Goal of the exercise:
Say the number of lines containing the string "Open", and say nothing else.

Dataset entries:
::::::::
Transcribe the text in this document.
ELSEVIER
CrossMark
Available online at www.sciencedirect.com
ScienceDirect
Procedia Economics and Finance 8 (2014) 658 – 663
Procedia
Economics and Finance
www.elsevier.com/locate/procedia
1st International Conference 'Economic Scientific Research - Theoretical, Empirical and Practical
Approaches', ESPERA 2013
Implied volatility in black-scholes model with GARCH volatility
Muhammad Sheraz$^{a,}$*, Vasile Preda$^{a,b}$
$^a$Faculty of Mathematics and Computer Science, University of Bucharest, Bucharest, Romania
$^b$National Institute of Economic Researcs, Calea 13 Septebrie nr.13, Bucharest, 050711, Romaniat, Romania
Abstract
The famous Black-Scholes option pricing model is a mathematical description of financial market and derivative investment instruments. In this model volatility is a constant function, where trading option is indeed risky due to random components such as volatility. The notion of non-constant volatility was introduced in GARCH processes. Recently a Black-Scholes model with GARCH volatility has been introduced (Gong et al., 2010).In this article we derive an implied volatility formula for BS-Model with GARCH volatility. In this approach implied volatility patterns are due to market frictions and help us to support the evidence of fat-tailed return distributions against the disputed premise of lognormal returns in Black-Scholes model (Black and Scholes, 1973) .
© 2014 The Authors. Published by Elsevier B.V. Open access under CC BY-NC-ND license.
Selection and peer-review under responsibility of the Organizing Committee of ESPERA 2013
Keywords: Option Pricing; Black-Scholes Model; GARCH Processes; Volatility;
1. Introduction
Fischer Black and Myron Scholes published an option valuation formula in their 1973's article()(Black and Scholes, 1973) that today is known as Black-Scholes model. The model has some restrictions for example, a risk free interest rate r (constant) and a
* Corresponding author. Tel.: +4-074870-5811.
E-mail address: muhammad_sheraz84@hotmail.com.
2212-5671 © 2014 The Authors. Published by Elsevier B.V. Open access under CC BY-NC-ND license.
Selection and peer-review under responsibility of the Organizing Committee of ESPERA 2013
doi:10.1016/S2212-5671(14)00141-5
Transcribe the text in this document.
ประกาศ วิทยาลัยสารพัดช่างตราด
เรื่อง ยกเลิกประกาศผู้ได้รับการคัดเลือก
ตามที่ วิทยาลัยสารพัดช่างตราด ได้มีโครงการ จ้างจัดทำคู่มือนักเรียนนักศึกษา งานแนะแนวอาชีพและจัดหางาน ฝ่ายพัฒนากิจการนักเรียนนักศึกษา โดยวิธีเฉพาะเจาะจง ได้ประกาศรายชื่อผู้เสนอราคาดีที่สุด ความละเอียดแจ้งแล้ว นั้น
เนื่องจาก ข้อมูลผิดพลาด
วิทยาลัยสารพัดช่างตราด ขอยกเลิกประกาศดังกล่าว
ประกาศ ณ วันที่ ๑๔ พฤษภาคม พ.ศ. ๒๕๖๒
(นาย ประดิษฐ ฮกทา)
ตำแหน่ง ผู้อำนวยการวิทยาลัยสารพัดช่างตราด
::::::::
Worked solution:
2